** Begin Records for processing **
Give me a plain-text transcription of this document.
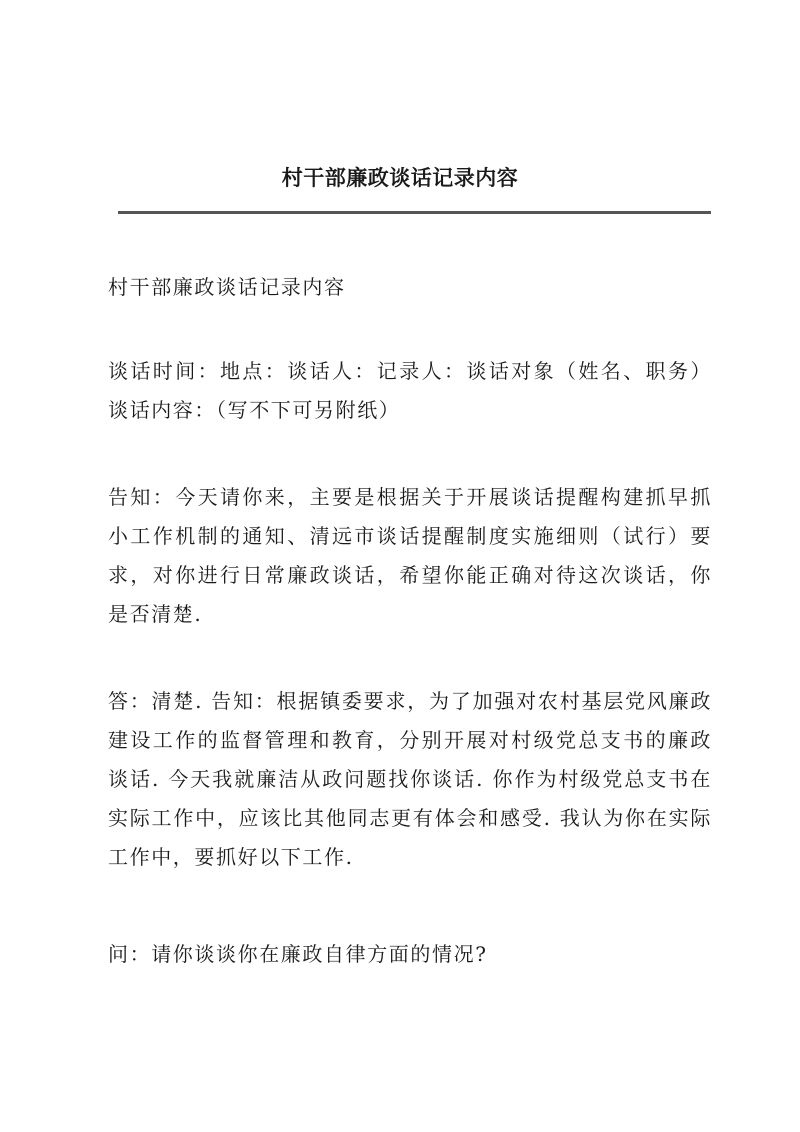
村干部廉政谈话记录内容

村干部廉政谈话记录内容

谈话时间：地点：谈话人：记录人：谈话对象（姓名、职务）谈话内容：（写不下可另附纸）

告知：今天请你来，主要是根据关于开展谈话提醒构建抓早抓小工作机制的通知、清远市谈话提醒制度实施细则（试行）要求，对你进行日常廉政谈话，希望你能正确对待这次谈话，你是否清楚.

答：清楚. 告知：根据镇委要求，为了加强对农村基层党风廉政建设工作的监督管理和教育，分别开展对村级党总支书的廉政谈话. 今天我就廉洁从政问题找你谈话. 你作为村级党总支书在实际工作中，应该比其他同志更有体会和感受. 我认为你在实际工作中，要抓好以下工作.

问：请你谈谈你在廉政自律方面的情况?
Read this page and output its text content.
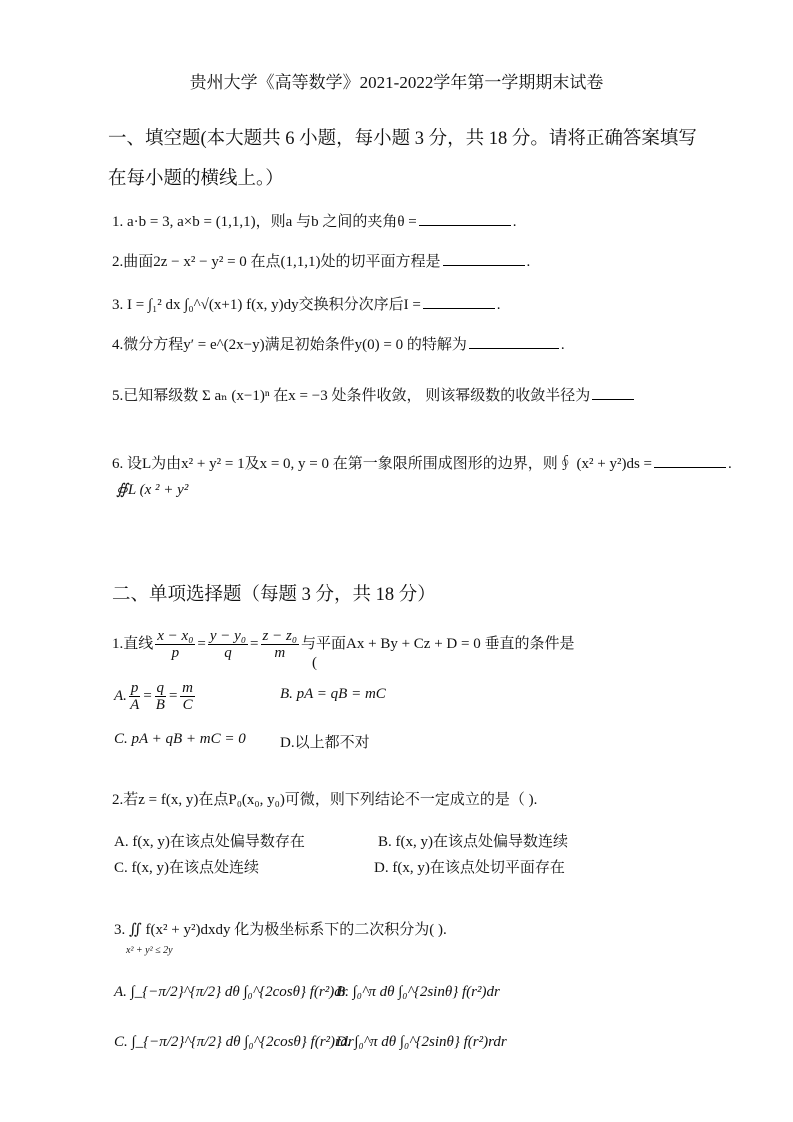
贵州大学《高等数学》2021-2022学年第一学期期末试卷
一、填空题(本大题共 6 小题，每小题 3 分，共 18 分。请将正确答案填写
在每小题的横线上。）
1. a·b = 3, a×b = (1,1,1)，则a 与b 之间的夹角θ =	.
2.曲面2z − x² − y² = 0 在点(1,1,1)处的切平面方程是	.
3. I = ∫₁² dx ∫₀^√(x+1) f(x, y)dy交换积分次序后I =	.
4.微分方程y′ = e^(2x−y)满足初始条件y(0) = 0 的特解为	.
5.已知幂级数 Σ aₙ (x−1)ⁿ 在x = −3 处条件收敛， 则该幂级数的收敛半径为
6. 设L为由x² + y² = 1及x = 0, y = 0 在第一象限所围成图形的边界，则∮ (x² + y²)ds =	.
∯L (x ² + y²
二、单项选择题（每题 3 分，共 18 分）
1.直线 $\frac{\text{x − x₀}}{p} = \frac{\text{y − y₀}}{q} = \frac{\text{z − z₀}}{m}$ 与平面Ax + By + Cz + D = 0 垂直的条件是
(
A. $\frac{p}{A} = \frac{q}{B} = \frac{m}{C}$	B. pA = qB = mC
C. pA + qB + mC = 0 D.以上都不对
2.若z = f(x, y)在点P₀(x₀, y₀)可微，则下列结论不一定成立的是（ ).
A. f(x, y)在该点处偏导数存在	B. f(x, y)在该点处偏导数连续
C. f(x, y)在该点处连续	D. f(x, y)在该点处切平面存在
3. ∬ f(x² + y²)dxdy 化为极坐标系下的二次积分为( ).
x² + y² ≤ 2y
A. ∫_{−π/2}^{π/2} dθ ∫₀^{2cosθ} f(r²)dr
B. ∫₀^π dθ ∫₀^{2sinθ} f(r²)dr
C. ∫_{−π/2}^{π/2} dθ ∫₀^{2cosθ} f(r²)rdr
D. ∫₀^π dθ ∫₀^{2sinθ} f(r²)rdr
** End Records for processing **
Task description
Each line above is to be copied verbatim. Drop any image from the copy.

Right answer
Give me a plain-text transcription of this document.
村干部廉政谈话记录内容

村干部廉政谈话记录内容

谈话时间：地点：谈话人：记录人：谈话对象（姓名、职务）谈话内容：（写不下可另附纸）

告知：今天请你来，主要是根据关于开展谈话提醒构建抓早抓小工作机制的通知、清远市谈话提醒制度实施细则（试行）要求，对你进行日常廉政谈话，希望你能正确对待这次谈话，你是否清楚.

答：清楚. 告知：根据镇委要求，为了加强对农村基层党风廉政建设工作的监督管理和教育，分别开展对村级党总支书的廉政谈话. 今天我就廉洁从政问题找你谈话. 你作为村级党总支书在实际工作中，应该比其他同志更有体会和感受. 我认为你在实际工作中，要抓好以下工作.

问：请你谈谈你在廉政自律方面的情况?
Read this page and output its text content.
贵州大学《高等数学》2021-2022学年第一学期期末试卷
一、填空题(本大题共 6 小题，每小题 3 分，共 18 分。请将正确答案填写
在每小题的横线上。）
1. a·b = 3, a×b = (1,1,1)，则a 与b 之间的夹角θ =	.
2.曲面2z − x² − y² = 0 在点(1,1,1)处的切平面方程是	.
3. I = ∫₁² dx ∫₀^√(x+1) f(x, y)dy交换积分次序后I =	.
4.微分方程y′ = e^(2x−y)满足初始条件y(0) = 0 的特解为	.
5.已知幂级数 Σ aₙ (x−1)ⁿ 在x = −3 处条件收敛， 则该幂级数的收敛半径为
6. 设L为由x² + y² = 1及x = 0, y = 0 在第一象限所围成图形的边界，则∮ (x² + y²)ds =	.
∯L (x ² + y²
二、单项选择题（每题 3 分，共 18 分）
1.直线 $\frac{\text{x − x₀}}{p} = \frac{\text{y − y₀}}{q} = \frac{\text{z − z₀}}{m}$ 与平面Ax + By + Cz + D = 0 垂直的条件是
(
A. $\frac{p}{A} = \frac{q}{B} = \frac{m}{C}$	B. pA = qB = mC
C. pA + qB + mC = 0 D.以上都不对
2.若z = f(x, y)在点P₀(x₀, y₀)可微，则下列结论不一定成立的是（ ).
A. f(x, y)在该点处偏导数存在	B. f(x, y)在该点处偏导数连续
C. f(x, y)在该点处连续	D. f(x, y)在该点处切平面存在
3. ∬ f(x² + y²)dxdy 化为极坐标系下的二次积分为( ).
x² + y² ≤ 2y
A. ∫_{−π/2}^{π/2} dθ ∫₀^{2cosθ} f(r²)dr
B. ∫₀^π dθ ∫₀^{2sinθ} f(r²)dr
C. ∫_{−π/2}^{π/2} dθ ∫₀^{2cosθ} f(r²)rdr
D. ∫₀^π dθ ∫₀^{2sinθ} f(r²)rdr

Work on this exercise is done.